Objective:
Which lines in the records below contain the word "into"? Copy each one out.

Supplied entries:
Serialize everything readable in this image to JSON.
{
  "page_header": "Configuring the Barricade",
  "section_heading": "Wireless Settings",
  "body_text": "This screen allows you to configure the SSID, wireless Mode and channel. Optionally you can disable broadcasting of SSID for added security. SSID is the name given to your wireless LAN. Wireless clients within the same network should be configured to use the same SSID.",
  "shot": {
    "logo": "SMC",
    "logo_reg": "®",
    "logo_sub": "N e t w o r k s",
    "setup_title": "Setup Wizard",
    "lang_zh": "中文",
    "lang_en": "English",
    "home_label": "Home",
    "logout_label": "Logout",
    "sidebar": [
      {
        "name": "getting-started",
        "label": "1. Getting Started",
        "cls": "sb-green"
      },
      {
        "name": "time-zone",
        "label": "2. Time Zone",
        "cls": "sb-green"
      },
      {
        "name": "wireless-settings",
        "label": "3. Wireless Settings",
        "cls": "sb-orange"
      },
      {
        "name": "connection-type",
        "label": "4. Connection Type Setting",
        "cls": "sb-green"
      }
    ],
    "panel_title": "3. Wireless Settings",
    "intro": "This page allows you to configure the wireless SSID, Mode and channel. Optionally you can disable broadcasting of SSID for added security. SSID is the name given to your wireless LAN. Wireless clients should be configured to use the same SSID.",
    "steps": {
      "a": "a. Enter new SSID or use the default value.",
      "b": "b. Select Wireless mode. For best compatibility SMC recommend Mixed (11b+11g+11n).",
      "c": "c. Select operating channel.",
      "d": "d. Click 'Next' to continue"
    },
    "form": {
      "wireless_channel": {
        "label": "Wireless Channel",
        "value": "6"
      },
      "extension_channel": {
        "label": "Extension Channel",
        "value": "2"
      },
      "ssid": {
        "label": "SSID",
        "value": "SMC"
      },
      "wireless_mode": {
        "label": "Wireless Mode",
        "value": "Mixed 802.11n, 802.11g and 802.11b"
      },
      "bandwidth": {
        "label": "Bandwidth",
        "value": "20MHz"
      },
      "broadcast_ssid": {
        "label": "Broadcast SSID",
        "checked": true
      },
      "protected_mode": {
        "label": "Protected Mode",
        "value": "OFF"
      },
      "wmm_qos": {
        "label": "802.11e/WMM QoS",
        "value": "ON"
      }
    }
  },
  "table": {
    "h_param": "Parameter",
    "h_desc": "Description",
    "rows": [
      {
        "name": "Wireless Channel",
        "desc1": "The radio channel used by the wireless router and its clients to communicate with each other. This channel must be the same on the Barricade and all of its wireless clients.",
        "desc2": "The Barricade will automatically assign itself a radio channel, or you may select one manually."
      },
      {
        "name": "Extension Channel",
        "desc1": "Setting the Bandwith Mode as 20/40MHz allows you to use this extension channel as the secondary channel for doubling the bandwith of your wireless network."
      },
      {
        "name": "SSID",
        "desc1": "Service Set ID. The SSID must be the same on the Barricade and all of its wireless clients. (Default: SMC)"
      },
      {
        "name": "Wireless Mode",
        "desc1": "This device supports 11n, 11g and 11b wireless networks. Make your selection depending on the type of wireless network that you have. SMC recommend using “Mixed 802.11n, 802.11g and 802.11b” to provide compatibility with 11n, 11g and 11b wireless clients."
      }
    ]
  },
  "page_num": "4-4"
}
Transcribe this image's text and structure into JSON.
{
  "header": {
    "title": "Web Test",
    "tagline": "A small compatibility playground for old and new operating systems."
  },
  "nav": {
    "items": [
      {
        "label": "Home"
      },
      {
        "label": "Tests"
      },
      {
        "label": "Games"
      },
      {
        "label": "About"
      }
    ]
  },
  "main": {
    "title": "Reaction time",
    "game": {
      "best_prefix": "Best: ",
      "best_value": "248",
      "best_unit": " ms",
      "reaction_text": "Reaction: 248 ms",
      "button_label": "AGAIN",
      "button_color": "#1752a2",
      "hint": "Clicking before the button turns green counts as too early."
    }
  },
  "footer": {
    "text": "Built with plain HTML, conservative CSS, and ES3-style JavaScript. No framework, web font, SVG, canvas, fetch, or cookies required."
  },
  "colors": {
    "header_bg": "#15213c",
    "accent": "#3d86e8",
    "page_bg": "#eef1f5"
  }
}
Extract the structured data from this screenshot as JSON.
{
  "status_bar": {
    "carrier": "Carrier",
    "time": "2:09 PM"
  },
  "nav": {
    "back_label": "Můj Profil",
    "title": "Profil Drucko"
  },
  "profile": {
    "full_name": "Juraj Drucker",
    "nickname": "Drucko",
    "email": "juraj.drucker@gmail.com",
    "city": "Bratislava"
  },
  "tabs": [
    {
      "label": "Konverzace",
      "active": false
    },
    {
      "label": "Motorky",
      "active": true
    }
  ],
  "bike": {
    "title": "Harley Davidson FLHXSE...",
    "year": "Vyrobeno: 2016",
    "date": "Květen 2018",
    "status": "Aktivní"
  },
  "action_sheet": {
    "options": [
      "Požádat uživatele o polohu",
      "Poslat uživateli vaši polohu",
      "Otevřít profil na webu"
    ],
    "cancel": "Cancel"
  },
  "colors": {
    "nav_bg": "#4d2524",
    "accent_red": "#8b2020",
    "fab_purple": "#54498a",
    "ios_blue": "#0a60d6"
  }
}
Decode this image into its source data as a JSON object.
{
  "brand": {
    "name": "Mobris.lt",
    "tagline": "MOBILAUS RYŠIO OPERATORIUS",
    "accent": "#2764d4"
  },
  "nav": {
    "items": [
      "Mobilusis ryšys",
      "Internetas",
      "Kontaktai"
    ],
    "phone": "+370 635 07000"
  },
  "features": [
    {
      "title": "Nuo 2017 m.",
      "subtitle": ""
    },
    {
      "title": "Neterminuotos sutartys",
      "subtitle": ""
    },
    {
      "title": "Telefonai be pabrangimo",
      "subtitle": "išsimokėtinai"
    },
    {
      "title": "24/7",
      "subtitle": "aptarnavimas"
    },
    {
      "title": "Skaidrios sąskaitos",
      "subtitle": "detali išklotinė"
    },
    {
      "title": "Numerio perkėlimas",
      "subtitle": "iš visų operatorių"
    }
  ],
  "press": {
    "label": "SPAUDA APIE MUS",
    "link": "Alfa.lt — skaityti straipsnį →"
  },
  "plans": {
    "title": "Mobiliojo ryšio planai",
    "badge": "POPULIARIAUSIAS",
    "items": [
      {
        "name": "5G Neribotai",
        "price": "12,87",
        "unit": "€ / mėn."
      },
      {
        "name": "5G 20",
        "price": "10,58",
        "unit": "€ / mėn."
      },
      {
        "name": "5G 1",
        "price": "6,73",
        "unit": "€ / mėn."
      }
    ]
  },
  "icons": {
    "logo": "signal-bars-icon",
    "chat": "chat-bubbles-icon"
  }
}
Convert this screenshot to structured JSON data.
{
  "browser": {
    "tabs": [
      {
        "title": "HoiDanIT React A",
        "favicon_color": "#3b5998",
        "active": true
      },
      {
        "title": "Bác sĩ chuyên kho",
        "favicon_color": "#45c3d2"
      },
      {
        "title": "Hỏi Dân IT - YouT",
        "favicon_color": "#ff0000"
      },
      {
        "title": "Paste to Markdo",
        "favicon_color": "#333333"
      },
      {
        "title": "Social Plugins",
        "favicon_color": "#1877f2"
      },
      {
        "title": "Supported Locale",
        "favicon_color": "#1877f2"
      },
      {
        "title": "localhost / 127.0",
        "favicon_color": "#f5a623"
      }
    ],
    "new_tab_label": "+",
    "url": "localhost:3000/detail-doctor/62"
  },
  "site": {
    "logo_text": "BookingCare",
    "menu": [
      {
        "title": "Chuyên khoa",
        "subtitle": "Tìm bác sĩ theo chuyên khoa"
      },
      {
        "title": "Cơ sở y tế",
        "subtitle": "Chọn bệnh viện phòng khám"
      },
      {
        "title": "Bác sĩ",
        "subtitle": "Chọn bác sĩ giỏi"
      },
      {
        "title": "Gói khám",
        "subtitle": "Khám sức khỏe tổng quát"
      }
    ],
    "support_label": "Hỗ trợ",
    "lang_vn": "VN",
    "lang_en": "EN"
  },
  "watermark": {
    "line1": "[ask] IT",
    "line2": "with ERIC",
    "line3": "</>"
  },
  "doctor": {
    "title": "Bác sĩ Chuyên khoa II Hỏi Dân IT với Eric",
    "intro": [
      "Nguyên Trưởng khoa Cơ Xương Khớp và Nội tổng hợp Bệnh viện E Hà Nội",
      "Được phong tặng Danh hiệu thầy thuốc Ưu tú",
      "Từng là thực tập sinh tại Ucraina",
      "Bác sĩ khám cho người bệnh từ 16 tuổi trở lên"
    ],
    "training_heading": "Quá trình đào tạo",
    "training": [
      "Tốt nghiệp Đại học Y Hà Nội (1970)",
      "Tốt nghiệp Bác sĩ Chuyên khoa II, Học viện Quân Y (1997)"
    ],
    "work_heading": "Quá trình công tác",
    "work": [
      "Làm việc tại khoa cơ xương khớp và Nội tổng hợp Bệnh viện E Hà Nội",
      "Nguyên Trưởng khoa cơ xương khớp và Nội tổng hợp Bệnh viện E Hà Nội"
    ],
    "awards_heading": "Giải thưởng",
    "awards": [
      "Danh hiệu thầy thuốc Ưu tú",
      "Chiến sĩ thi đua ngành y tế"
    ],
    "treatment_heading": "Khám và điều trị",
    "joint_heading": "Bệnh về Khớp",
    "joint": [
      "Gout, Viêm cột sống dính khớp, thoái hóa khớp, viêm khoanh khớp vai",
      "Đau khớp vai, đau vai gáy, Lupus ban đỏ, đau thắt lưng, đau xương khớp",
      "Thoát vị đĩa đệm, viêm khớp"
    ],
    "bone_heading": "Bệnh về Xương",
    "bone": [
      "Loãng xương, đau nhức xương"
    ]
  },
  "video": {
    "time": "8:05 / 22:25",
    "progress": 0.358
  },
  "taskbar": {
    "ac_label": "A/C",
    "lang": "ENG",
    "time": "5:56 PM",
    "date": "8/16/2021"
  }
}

Response to the exercise:
Transcribe this image's text and structure into JSON.
Decode this image into its source data as a JSON object.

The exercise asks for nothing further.